Challenge:
Return all entries word for word, but drop any images.
Start of Data section
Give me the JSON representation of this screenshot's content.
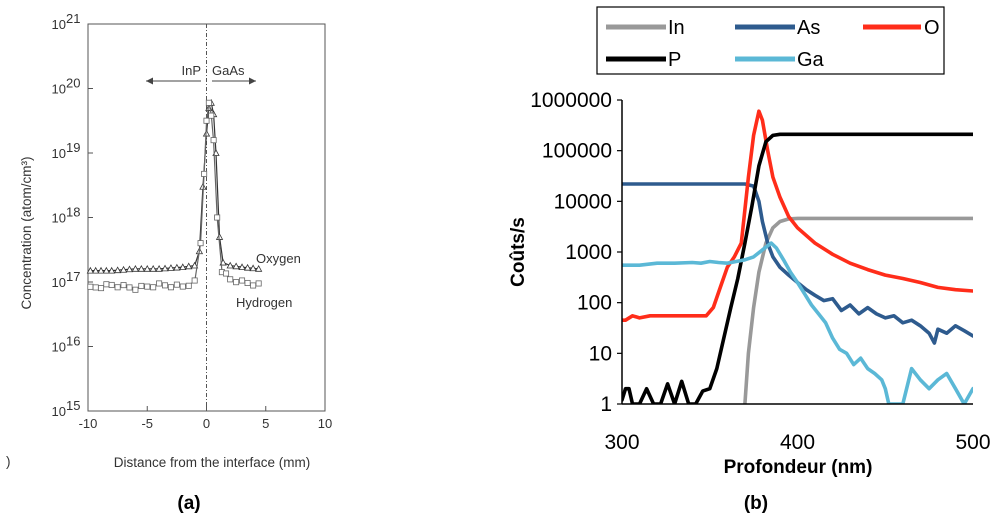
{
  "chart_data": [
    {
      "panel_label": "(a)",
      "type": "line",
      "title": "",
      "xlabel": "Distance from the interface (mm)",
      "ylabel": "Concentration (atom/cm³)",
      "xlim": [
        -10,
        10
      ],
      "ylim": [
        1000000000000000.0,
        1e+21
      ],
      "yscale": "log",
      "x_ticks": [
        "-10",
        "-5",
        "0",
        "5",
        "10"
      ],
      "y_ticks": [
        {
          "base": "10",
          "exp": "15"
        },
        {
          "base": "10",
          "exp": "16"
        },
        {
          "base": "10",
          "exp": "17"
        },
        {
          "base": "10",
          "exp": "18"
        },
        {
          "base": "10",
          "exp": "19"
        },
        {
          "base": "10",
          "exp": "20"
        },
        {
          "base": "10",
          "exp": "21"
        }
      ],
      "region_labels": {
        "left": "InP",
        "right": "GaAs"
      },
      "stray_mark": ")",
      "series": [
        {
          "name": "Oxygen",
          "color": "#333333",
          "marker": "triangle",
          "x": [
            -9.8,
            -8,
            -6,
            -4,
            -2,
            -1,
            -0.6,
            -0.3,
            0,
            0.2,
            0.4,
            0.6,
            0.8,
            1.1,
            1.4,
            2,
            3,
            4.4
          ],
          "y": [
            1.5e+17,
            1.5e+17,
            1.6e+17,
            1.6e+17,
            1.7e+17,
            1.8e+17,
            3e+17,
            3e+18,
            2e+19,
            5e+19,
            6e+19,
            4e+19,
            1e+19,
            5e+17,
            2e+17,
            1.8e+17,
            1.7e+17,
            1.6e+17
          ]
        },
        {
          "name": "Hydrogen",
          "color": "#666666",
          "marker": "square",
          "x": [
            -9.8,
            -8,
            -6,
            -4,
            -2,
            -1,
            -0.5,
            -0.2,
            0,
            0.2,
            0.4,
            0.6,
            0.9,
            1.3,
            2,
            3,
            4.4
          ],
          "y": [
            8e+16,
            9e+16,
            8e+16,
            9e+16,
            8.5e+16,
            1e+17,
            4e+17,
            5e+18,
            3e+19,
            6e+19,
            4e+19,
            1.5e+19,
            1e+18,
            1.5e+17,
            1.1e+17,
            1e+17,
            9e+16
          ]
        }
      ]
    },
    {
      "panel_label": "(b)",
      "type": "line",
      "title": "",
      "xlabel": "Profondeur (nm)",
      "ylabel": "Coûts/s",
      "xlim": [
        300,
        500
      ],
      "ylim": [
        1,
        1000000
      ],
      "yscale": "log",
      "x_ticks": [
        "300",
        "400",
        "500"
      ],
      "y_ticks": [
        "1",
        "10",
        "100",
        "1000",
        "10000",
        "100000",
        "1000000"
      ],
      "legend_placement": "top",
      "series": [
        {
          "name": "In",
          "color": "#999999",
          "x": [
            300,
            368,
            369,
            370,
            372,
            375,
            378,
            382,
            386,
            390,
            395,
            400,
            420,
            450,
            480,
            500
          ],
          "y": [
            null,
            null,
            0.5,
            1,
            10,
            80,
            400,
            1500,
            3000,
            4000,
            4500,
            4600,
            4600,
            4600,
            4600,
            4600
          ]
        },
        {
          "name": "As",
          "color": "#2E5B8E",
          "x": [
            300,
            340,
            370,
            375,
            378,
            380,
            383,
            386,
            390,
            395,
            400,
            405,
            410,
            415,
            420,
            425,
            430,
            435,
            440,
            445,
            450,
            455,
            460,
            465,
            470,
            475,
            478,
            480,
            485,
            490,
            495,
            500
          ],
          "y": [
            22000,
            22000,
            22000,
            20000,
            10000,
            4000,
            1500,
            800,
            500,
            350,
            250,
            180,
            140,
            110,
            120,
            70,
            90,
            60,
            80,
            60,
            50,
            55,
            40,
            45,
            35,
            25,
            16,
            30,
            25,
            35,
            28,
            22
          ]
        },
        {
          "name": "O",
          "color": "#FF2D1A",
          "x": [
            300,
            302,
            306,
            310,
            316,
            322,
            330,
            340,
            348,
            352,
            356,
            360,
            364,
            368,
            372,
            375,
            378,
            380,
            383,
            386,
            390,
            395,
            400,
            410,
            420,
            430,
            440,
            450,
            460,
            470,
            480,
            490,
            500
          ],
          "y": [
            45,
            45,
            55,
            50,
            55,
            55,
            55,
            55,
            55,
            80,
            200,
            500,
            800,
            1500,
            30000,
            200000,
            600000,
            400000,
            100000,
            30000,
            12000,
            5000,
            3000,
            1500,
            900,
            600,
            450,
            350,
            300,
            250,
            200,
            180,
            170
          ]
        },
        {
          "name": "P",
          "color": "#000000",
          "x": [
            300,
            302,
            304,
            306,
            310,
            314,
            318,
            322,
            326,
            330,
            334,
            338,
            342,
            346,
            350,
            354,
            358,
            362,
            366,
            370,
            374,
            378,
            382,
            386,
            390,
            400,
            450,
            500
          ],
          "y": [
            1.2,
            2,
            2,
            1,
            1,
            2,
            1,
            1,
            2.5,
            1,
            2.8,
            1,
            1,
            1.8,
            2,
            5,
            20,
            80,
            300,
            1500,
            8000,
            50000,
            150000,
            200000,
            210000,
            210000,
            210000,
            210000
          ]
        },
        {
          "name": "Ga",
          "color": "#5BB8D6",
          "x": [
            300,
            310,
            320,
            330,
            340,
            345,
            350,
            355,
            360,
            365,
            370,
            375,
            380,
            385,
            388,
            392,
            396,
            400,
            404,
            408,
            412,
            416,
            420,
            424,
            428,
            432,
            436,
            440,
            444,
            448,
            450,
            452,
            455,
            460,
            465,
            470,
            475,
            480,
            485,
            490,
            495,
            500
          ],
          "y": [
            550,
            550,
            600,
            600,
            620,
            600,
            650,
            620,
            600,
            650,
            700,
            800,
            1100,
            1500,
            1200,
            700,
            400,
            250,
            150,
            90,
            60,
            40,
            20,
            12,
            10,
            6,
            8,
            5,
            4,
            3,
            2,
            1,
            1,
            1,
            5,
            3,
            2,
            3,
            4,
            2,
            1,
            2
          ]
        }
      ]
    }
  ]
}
End of Data section
Written solution:
Give me the JSON representation of this screenshot's content.
{
  "chart_data": [
    {
      "panel_label": "(a)",
      "type": "line",
      "title": "",
      "xlabel": "Distance from the interface (mm)",
      "ylabel": "Concentration (atom/cm³)",
      "xlim": [
        -10,
        10
      ],
      "ylim": [
        1000000000000000.0,
        1e+21
      ],
      "yscale": "log",
      "x_ticks": [
        "-10",
        "-5",
        "0",
        "5",
        "10"
      ],
      "y_ticks": [
        {
          "base": "10",
          "exp": "15"
        },
        {
          "base": "10",
          "exp": "16"
        },
        {
          "base": "10",
          "exp": "17"
        },
        {
          "base": "10",
          "exp": "18"
        },
        {
          "base": "10",
          "exp": "19"
        },
        {
          "base": "10",
          "exp": "20"
        },
        {
          "base": "10",
          "exp": "21"
        }
      ],
      "region_labels": {
        "left": "InP",
        "right": "GaAs"
      },
      "stray_mark": ")",
      "series": [
        {
          "name": "Oxygen",
          "color": "#333333",
          "marker": "triangle",
          "x": [
            -9.8,
            -8,
            -6,
            -4,
            -2,
            -1,
            -0.6,
            -0.3,
            0,
            0.2,
            0.4,
            0.6,
            0.8,
            1.1,
            1.4,
            2,
            3,
            4.4
          ],
          "y": [
            1.5e+17,
            1.5e+17,
            1.6e+17,
            1.6e+17,
            1.7e+17,
            1.8e+17,
            3e+17,
            3e+18,
            2e+19,
            5e+19,
            6e+19,
            4e+19,
            1e+19,
            5e+17,
            2e+17,
            1.8e+17,
            1.7e+17,
            1.6e+17
          ]
        },
        {
          "name": "Hydrogen",
          "color": "#666666",
          "marker": "square",
          "x": [
            -9.8,
            -8,
            -6,
            -4,
            -2,
            -1,
            -0.5,
            -0.2,
            0,
            0.2,
            0.4,
            0.6,
            0.9,
            1.3,
            2,
            3,
            4.4
          ],
          "y": [
            8e+16,
            9e+16,
            8e+16,
            9e+16,
            8.5e+16,
            1e+17,
            4e+17,
            5e+18,
            3e+19,
            6e+19,
            4e+19,
            1.5e+19,
            1e+18,
            1.5e+17,
            1.1e+17,
            1e+17,
            9e+16
          ]
        }
      ]
    },
    {
      "panel_label": "(b)",
      "type": "line",
      "title": "",
      "xlabel": "Profondeur (nm)",
      "ylabel": "Coûts/s",
      "xlim": [
        300,
        500
      ],
      "ylim": [
        1,
        1000000
      ],
      "yscale": "log",
      "x_ticks": [
        "300",
        "400",
        "500"
      ],
      "y_ticks": [
        "1",
        "10",
        "100",
        "1000",
        "10000",
        "100000",
        "1000000"
      ],
      "legend_placement": "top",
      "series": [
        {
          "name": "In",
          "color": "#999999",
          "x": [
            300,
            368,
            369,
            370,
            372,
            375,
            378,
            382,
            386,
            390,
            395,
            400,
            420,
            450,
            480,
            500
          ],
          "y": [
            null,
            null,
            0.5,
            1,
            10,
            80,
            400,
            1500,
            3000,
            4000,
            4500,
            4600,
            4600,
            4600,
            4600,
            4600
          ]
        },
        {
          "name": "As",
          "color": "#2E5B8E",
          "x": [
            300,
            340,
            370,
            375,
            378,
            380,
            383,
            386,
            390,
            395,
            400,
            405,
            410,
            415,
            420,
            425,
            430,
            435,
            440,
            445,
            450,
            455,
            460,
            465,
            470,
            475,
            478,
            480,
            485,
            490,
            495,
            500
          ],
          "y": [
            22000,
            22000,
            22000,
            20000,
            10000,
            4000,
            1500,
            800,
            500,
            350,
            250,
            180,
            140,
            110,
            120,
            70,
            90,
            60,
            80,
            60,
            50,
            55,
            40,
            45,
            35,
            25,
            16,
            30,
            25,
            35,
            28,
            22
          ]
        },
        {
          "name": "O",
          "color": "#FF2D1A",
          "x": [
            300,
            302,
            306,
            310,
            316,
            322,
            330,
            340,
            348,
            352,
            356,
            360,
            364,
            368,
            372,
            375,
            378,
            380,
            383,
            386,
            390,
            395,
            400,
            410,
            420,
            430,
            440,
            450,
            460,
            470,
            480,
            490,
            500
          ],
          "y": [
            45,
            45,
            55,
            50,
            55,
            55,
            55,
            55,
            55,
            80,
            200,
            500,
            800,
            1500,
            30000,
            200000,
            600000,
            400000,
            100000,
            30000,
            12000,
            5000,
            3000,
            1500,
            900,
            600,
            450,
            350,
            300,
            250,
            200,
            180,
            170
          ]
        },
        {
          "name": "P",
          "color": "#000000",
          "x": [
            300,
            302,
            304,
            306,
            310,
            314,
            318,
            322,
            326,
            330,
            334,
            338,
            342,
            346,
            350,
            354,
            358,
            362,
            366,
            370,
            374,
            378,
            382,
            386,
            390,
            400,
            450,
            500
          ],
          "y": [
            1.2,
            2,
            2,
            1,
            1,
            2,
            1,
            1,
            2.5,
            1,
            2.8,
            1,
            1,
            1.8,
            2,
            5,
            20,
            80,
            300,
            1500,
            8000,
            50000,
            150000,
            200000,
            210000,
            210000,
            210000,
            210000
          ]
        },
        {
          "name": "Ga",
          "color": "#5BB8D6",
          "x": [
            300,
            310,
            320,
            330,
            340,
            345,
            350,
            355,
            360,
            365,
            370,
            375,
            380,
            385,
            388,
            392,
            396,
            400,
            404,
            408,
            412,
            416,
            420,
            424,
            428,
            432,
            436,
            440,
            444,
            448,
            450,
            452,
            455,
            460,
            465,
            470,
            475,
            480,
            485,
            490,
            495,
            500
          ],
          "y": [
            550,
            550,
            600,
            600,
            620,
            600,
            650,
            620,
            600,
            650,
            700,
            800,
            1100,
            1500,
            1200,
            700,
            400,
            250,
            150,
            90,
            60,
            40,
            20,
            12,
            10,
            6,
            8,
            5,
            4,
            3,
            2,
            1,
            1,
            1,
            5,
            3,
            2,
            3,
            4,
            2,
            1,
            2
          ]
        }
      ]
    }
  ]
}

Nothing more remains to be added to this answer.